+++ Task input

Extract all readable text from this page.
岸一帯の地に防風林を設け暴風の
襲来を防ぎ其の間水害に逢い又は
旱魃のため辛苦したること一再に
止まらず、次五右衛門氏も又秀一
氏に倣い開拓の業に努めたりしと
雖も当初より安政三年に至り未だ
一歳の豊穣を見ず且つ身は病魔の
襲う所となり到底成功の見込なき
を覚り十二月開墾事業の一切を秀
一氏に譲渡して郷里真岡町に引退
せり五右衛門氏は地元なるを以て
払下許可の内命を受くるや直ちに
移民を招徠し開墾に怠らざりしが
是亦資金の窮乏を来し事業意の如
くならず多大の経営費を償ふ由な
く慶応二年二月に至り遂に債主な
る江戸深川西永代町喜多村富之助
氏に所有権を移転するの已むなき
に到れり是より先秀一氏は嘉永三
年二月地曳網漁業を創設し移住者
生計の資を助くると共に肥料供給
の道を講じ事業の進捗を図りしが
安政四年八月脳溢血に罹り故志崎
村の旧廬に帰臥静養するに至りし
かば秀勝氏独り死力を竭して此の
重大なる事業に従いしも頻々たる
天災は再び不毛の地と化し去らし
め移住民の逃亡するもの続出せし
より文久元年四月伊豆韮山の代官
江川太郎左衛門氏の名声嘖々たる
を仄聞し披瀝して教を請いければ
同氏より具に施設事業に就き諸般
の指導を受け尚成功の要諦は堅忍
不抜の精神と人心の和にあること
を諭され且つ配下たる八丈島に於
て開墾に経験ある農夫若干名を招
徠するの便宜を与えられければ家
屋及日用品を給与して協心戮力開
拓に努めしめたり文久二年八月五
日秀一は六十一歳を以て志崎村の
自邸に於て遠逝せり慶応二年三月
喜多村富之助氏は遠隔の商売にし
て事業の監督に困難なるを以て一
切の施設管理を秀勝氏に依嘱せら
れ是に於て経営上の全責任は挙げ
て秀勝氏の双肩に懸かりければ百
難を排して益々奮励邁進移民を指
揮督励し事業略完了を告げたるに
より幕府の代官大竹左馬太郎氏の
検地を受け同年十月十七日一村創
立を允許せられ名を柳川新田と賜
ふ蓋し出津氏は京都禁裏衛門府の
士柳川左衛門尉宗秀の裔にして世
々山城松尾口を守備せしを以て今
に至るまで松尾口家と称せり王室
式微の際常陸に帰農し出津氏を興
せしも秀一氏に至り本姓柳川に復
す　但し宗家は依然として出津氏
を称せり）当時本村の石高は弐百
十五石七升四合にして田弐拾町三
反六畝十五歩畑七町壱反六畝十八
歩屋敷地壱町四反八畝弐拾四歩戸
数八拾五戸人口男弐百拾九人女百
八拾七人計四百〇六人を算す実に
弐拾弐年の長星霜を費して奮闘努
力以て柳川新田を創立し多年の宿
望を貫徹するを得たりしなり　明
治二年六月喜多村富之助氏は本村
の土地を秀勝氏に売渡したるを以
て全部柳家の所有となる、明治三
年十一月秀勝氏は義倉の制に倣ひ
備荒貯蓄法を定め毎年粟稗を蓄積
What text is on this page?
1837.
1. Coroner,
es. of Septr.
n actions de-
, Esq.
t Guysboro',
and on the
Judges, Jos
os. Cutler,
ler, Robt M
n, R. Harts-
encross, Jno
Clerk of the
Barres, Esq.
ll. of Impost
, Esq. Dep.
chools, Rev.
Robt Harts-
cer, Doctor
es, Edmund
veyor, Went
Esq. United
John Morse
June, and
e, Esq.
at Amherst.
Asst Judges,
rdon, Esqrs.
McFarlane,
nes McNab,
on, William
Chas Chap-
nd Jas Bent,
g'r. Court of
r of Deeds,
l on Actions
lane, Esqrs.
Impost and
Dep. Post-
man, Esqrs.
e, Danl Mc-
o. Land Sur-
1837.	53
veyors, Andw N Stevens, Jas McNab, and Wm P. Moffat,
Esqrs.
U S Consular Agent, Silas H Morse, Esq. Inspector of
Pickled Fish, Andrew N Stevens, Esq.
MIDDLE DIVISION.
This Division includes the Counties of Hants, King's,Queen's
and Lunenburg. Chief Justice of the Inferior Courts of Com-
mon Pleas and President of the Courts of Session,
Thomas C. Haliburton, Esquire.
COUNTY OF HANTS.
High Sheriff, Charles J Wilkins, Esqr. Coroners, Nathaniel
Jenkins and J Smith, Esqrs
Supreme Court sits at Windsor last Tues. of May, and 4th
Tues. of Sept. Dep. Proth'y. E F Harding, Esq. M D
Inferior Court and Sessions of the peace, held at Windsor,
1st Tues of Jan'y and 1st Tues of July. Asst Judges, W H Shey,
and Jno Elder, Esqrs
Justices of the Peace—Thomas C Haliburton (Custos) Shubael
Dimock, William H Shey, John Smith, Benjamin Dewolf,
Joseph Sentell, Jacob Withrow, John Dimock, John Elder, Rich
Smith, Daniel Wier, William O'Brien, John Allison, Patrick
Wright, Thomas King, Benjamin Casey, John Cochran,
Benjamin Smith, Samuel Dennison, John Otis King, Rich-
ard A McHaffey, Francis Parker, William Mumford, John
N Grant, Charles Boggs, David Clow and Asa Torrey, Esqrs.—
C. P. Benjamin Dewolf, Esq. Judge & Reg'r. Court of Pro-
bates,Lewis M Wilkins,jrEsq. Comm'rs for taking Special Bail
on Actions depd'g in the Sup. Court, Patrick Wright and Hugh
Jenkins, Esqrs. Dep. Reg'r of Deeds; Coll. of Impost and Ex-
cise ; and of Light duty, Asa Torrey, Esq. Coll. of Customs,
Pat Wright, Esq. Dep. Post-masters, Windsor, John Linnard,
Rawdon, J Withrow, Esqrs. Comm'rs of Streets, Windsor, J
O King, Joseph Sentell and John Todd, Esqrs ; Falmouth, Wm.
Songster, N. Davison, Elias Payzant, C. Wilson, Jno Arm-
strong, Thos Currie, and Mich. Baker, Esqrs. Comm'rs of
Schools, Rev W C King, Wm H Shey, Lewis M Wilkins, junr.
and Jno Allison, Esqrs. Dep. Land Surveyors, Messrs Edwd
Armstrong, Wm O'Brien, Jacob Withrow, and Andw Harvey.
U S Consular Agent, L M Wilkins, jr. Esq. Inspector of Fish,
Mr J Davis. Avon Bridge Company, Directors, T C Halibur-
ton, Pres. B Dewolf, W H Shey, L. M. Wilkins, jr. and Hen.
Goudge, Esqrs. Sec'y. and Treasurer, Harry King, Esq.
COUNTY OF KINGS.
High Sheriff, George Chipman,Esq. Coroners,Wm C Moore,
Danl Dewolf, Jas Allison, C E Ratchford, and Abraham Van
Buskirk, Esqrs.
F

++++++

### Exercise description
Output all of the data again. Match it exactly.

### Response to this task
Extract all readable text from this page.
岸一帯の地に防風林を設け暴風の
襲来を防ぎ其の間水害に逢い又は
旱魃のため辛苦したること一再に
止まらず、次五右衛門氏も又秀一
氏に倣い開拓の業に努めたりしと
雖も当初より安政三年に至り未だ
一歳の豊穣を見ず且つ身は病魔の
襲う所となり到底成功の見込なき
を覚り十二月開墾事業の一切を秀
一氏に譲渡して郷里真岡町に引退
せり五右衛門氏は地元なるを以て
払下許可の内命を受くるや直ちに
移民を招徠し開墾に怠らざりしが
是亦資金の窮乏を来し事業意の如
くならず多大の経営費を償ふ由な
く慶応二年二月に至り遂に債主な
る江戸深川西永代町喜多村富之助
氏に所有権を移転するの已むなき
に到れり是より先秀一氏は嘉永三
年二月地曳網漁業を創設し移住者
生計の資を助くると共に肥料供給
の道を講じ事業の進捗を図りしが
安政四年八月脳溢血に罹り故志崎
村の旧廬に帰臥静養するに至りし
かば秀勝氏独り死力を竭して此の
重大なる事業に従いしも頻々たる
天災は再び不毛の地と化し去らし
め移住民の逃亡するもの続出せし
より文久元年四月伊豆韮山の代官
江川太郎左衛門氏の名声嘖々たる
を仄聞し披瀝して教を請いければ
同氏より具に施設事業に就き諸般
の指導を受け尚成功の要諦は堅忍
不抜の精神と人心の和にあること
を諭され且つ配下たる八丈島に於
て開墾に経験ある農夫若干名を招
徠するの便宜を与えられければ家
屋及日用品を給与して協心戮力開
拓に努めしめたり文久二年八月五
日秀一は六十一歳を以て志崎村の
自邸に於て遠逝せり慶応二年三月
喜多村富之助氏は遠隔の商売にし
て事業の監督に困難なるを以て一
切の施設管理を秀勝氏に依嘱せら
れ是に於て経営上の全責任は挙げ
て秀勝氏の双肩に懸かりければ百
難を排して益々奮励邁進移民を指
揮督励し事業略完了を告げたるに
より幕府の代官大竹左馬太郎氏の
検地を受け同年十月十七日一村創
立を允許せられ名を柳川新田と賜
ふ蓋し出津氏は京都禁裏衛門府の
士柳川左衛門尉宗秀の裔にして世
々山城松尾口を守備せしを以て今
に至るまで松尾口家と称せり王室
式微の際常陸に帰農し出津氏を興
せしも秀一氏に至り本姓柳川に復
す　但し宗家は依然として出津氏
を称せり）当時本村の石高は弐百
十五石七升四合にして田弐拾町三
反六畝十五歩畑七町壱反六畝十八
歩屋敷地壱町四反八畝弐拾四歩戸
数八拾五戸人口男弐百拾九人女百
八拾七人計四百〇六人を算す実に
弐拾弐年の長星霜を費して奮闘努
力以て柳川新田を創立し多年の宿
望を貫徹するを得たりしなり　明
治二年六月喜多村富之助氏は本村
の土地を秀勝氏に売渡したるを以
て全部柳家の所有となる、明治三
年十一月秀勝氏は義倉の制に倣ひ
備荒貯蓄法を定め毎年粟稗を蓄積
What text is on this page?
1837.
1. Coroner,
es. of Septr.
n actions de-
, Esq.
t Guysboro',
and on the
Judges, Jos
os. Cutler,
ler, Robt M
n, R. Harts-
encross, Jno
Clerk of the
Barres, Esq.
ll. of Impost
, Esq. Dep.
chools, Rev.
Robt Harts-
cer, Doctor
es, Edmund
veyor, Went
Esq. United
John Morse
June, and
e, Esq.
at Amherst.
Asst Judges,
rdon, Esqrs.
McFarlane,
nes McNab,
on, William
Chas Chap-
nd Jas Bent,
g'r. Court of
r of Deeds,
l on Actions
lane, Esqrs.
Impost and
Dep. Post-
man, Esqrs.
e, Danl Mc-
o. Land Sur-
1837.	53
veyors, Andw N Stevens, Jas McNab, and Wm P. Moffat,
Esqrs.
U S Consular Agent, Silas H Morse, Esq. Inspector of
Pickled Fish, Andrew N Stevens, Esq.
MIDDLE DIVISION.
This Division includes the Counties of Hants, King's,Queen's
and Lunenburg. Chief Justice of the Inferior Courts of Com-
mon Pleas and President of the Courts of Session,
Thomas C. Haliburton, Esquire.
COUNTY OF HANTS.
High Sheriff, Charles J Wilkins, Esqr. Coroners, Nathaniel
Jenkins and J Smith, Esqrs
Supreme Court sits at Windsor last Tues. of May, and 4th
Tues. of Sept. Dep. Proth'y. E F Harding, Esq. M D
Inferior Court and Sessions of the peace, held at Windsor,
1st Tues of Jan'y and 1st Tues of July. Asst Judges, W H Shey,
and Jno Elder, Esqrs
Justices of the Peace—Thomas C Haliburton (Custos) Shubael
Dimock, William H Shey, John Smith, Benjamin Dewolf,
Joseph Sentell, Jacob Withrow, John Dimock, John Elder, Rich
Smith, Daniel Wier, William O'Brien, John Allison, Patrick
Wright, Thomas King, Benjamin Casey, John Cochran,
Benjamin Smith, Samuel Dennison, John Otis King, Rich-
ard A McHaffey, Francis Parker, William Mumford, John
N Grant, Charles Boggs, David Clow and Asa Torrey, Esqrs.—
C. P. Benjamin Dewolf, Esq. Judge & Reg'r. Court of Pro-
bates,Lewis M Wilkins,jrEsq. Comm'rs for taking Special Bail
on Actions depd'g in the Sup. Court, Patrick Wright and Hugh
Jenkins, Esqrs. Dep. Reg'r of Deeds; Coll. of Impost and Ex-
cise ; and of Light duty, Asa Torrey, Esq. Coll. of Customs,
Pat Wright, Esq. Dep. Post-masters, Windsor, John Linnard,
Rawdon, J Withrow, Esqrs. Comm'rs of Streets, Windsor, J
O King, Joseph Sentell and John Todd, Esqrs ; Falmouth, Wm.
Songster, N. Davison, Elias Payzant, C. Wilson, Jno Arm-
strong, Thos Currie, and Mich. Baker, Esqrs. Comm'rs of
Schools, Rev W C King, Wm H Shey, Lewis M Wilkins, junr.
and Jno Allison, Esqrs. Dep. Land Surveyors, Messrs Edwd
Armstrong, Wm O'Brien, Jacob Withrow, and Andw Harvey.
U S Consular Agent, L M Wilkins, jr. Esq. Inspector of Fish,
Mr J Davis. Avon Bridge Company, Directors, T C Halibur-
ton, Pres. B Dewolf, W H Shey, L. M. Wilkins, jr. and Hen.
Goudge, Esqrs. Sec'y. and Treasurer, Harry King, Esq.
COUNTY OF KINGS.
High Sheriff, George Chipman,Esq. Coroners,Wm C Moore,
Danl Dewolf, Jas Allison, C E Ratchford, and Abraham Van
Buskirk, Esqrs.
F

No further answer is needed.